Dataset items

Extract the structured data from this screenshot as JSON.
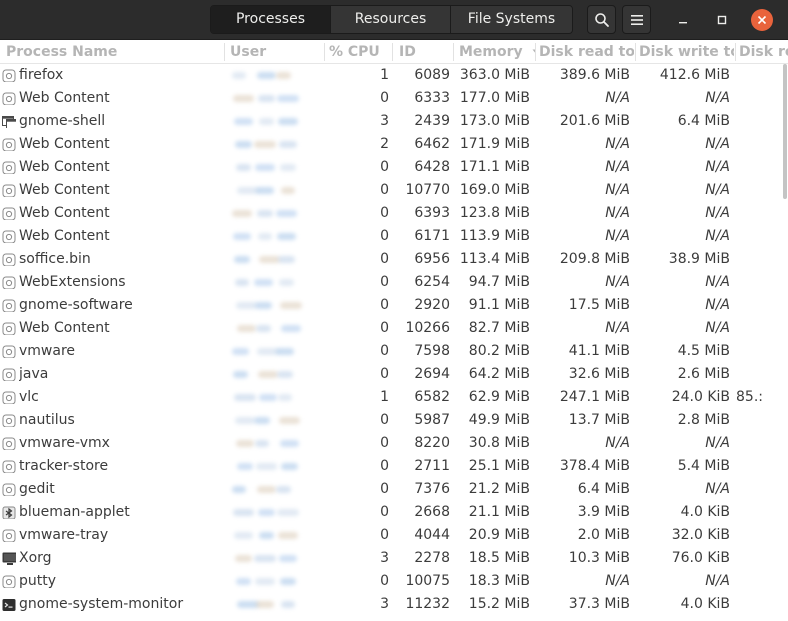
{
  "tabs": [
    {
      "label": "Processes"
    },
    {
      "label": "Resources"
    },
    {
      "label": "File Systems"
    }
  ],
  "header_icons": {
    "search": "search-icon",
    "menu": "hamburger-menu-icon",
    "minimize": "minimize-icon",
    "maximize": "maximize-icon",
    "close": "close-icon"
  },
  "colors": {
    "headerbar": "#2c2c2c",
    "close_button": "#e9633c",
    "text": "#3c3c3c",
    "column_header_text": "#b5b5b5"
  },
  "columns": {
    "name": "Process Name",
    "user": "User",
    "cpu": "% CPU",
    "id": "ID",
    "memory": "Memory",
    "disk_read": "Disk read tot",
    "disk_write": "Disk write to",
    "disk_extra": "Disk re"
  },
  "sort": {
    "column": "memory",
    "direction": "descending"
  },
  "processes": [
    {
      "name": "firefox",
      "icon": "app-icon",
      "cpu": "1",
      "id": "6089",
      "memory": "363.0 MiB",
      "disk_read": "389.6 MiB",
      "disk_write": "412.6 MiB",
      "disk_extra": ""
    },
    {
      "name": "Web Content",
      "icon": "app-icon",
      "cpu": "0",
      "id": "6333",
      "memory": "177.0 MiB",
      "disk_read": "N/A",
      "disk_write": "N/A",
      "disk_extra": ""
    },
    {
      "name": "gnome-shell",
      "icon": "window-icon",
      "cpu": "3",
      "id": "2439",
      "memory": "173.0 MiB",
      "disk_read": "201.6 MiB",
      "disk_write": "6.4 MiB",
      "disk_extra": ""
    },
    {
      "name": "Web Content",
      "icon": "app-icon",
      "cpu": "2",
      "id": "6462",
      "memory": "171.9 MiB",
      "disk_read": "N/A",
      "disk_write": "N/A",
      "disk_extra": ""
    },
    {
      "name": "Web Content",
      "icon": "app-icon",
      "cpu": "0",
      "id": "6428",
      "memory": "171.1 MiB",
      "disk_read": "N/A",
      "disk_write": "N/A",
      "disk_extra": ""
    },
    {
      "name": "Web Content",
      "icon": "app-icon",
      "cpu": "0",
      "id": "10770",
      "memory": "169.0 MiB",
      "disk_read": "N/A",
      "disk_write": "N/A",
      "disk_extra": ""
    },
    {
      "name": "Web Content",
      "icon": "app-icon",
      "cpu": "0",
      "id": "6393",
      "memory": "123.8 MiB",
      "disk_read": "N/A",
      "disk_write": "N/A",
      "disk_extra": ""
    },
    {
      "name": "Web Content",
      "icon": "app-icon",
      "cpu": "0",
      "id": "6171",
      "memory": "113.9 MiB",
      "disk_read": "N/A",
      "disk_write": "N/A",
      "disk_extra": ""
    },
    {
      "name": "soffice.bin",
      "icon": "app-icon",
      "cpu": "0",
      "id": "6956",
      "memory": "113.4 MiB",
      "disk_read": "209.8 MiB",
      "disk_write": "38.9 MiB",
      "disk_extra": ""
    },
    {
      "name": "WebExtensions",
      "icon": "app-icon",
      "cpu": "0",
      "id": "6254",
      "memory": "94.7 MiB",
      "disk_read": "N/A",
      "disk_write": "N/A",
      "disk_extra": ""
    },
    {
      "name": "gnome-software",
      "icon": "app-icon",
      "cpu": "0",
      "id": "2920",
      "memory": "91.1 MiB",
      "disk_read": "17.5 MiB",
      "disk_write": "N/A",
      "disk_extra": ""
    },
    {
      "name": "Web Content",
      "icon": "app-icon",
      "cpu": "0",
      "id": "10266",
      "memory": "82.7 MiB",
      "disk_read": "N/A",
      "disk_write": "N/A",
      "disk_extra": ""
    },
    {
      "name": "vmware",
      "icon": "app-icon",
      "cpu": "0",
      "id": "7598",
      "memory": "80.2 MiB",
      "disk_read": "41.1 MiB",
      "disk_write": "4.5 MiB",
      "disk_extra": ""
    },
    {
      "name": "java",
      "icon": "app-icon",
      "cpu": "0",
      "id": "2694",
      "memory": "64.2 MiB",
      "disk_read": "32.6 MiB",
      "disk_write": "2.6 MiB",
      "disk_extra": ""
    },
    {
      "name": "vlc",
      "icon": "app-icon",
      "cpu": "1",
      "id": "6582",
      "memory": "62.9 MiB",
      "disk_read": "247.1 MiB",
      "disk_write": "24.0 KiB",
      "disk_extra": "85.:"
    },
    {
      "name": "nautilus",
      "icon": "app-icon",
      "cpu": "0",
      "id": "5987",
      "memory": "49.9 MiB",
      "disk_read": "13.7 MiB",
      "disk_write": "2.8 MiB",
      "disk_extra": ""
    },
    {
      "name": "vmware-vmx",
      "icon": "app-icon",
      "cpu": "0",
      "id": "8220",
      "memory": "30.8 MiB",
      "disk_read": "N/A",
      "disk_write": "N/A",
      "disk_extra": ""
    },
    {
      "name": "tracker-store",
      "icon": "app-icon",
      "cpu": "0",
      "id": "2711",
      "memory": "25.1 MiB",
      "disk_read": "378.4 MiB",
      "disk_write": "5.4 MiB",
      "disk_extra": ""
    },
    {
      "name": "gedit",
      "icon": "app-icon",
      "cpu": "0",
      "id": "7376",
      "memory": "21.2 MiB",
      "disk_read": "6.4 MiB",
      "disk_write": "N/A",
      "disk_extra": ""
    },
    {
      "name": "blueman-applet",
      "icon": "bluetooth-icon",
      "cpu": "0",
      "id": "2668",
      "memory": "21.1 MiB",
      "disk_read": "3.9 MiB",
      "disk_write": "4.0 KiB",
      "disk_extra": ""
    },
    {
      "name": "vmware-tray",
      "icon": "app-icon",
      "cpu": "0",
      "id": "4044",
      "memory": "20.9 MiB",
      "disk_read": "2.0 MiB",
      "disk_write": "32.0 KiB",
      "disk_extra": ""
    },
    {
      "name": "Xorg",
      "icon": "monitor-icon",
      "cpu": "3",
      "id": "2278",
      "memory": "18.5 MiB",
      "disk_read": "10.3 MiB",
      "disk_write": "76.0 KiB",
      "disk_extra": ""
    },
    {
      "name": "putty",
      "icon": "app-icon",
      "cpu": "0",
      "id": "10075",
      "memory": "18.3 MiB",
      "disk_read": "N/A",
      "disk_write": "N/A",
      "disk_extra": ""
    },
    {
      "name": "gnome-system-monitor",
      "icon": "terminal-icon",
      "cpu": "3",
      "id": "11232",
      "memory": "15.2 MiB",
      "disk_read": "37.3 MiB",
      "disk_write": "4.0 KiB",
      "disk_extra": ""
    }
  ]
}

- _Aim of the task_
Which lines include the word "monitor"? List them all.

- _Answer_
      "icon": "monitor-icon",
      "name": "gnome-system-monitor",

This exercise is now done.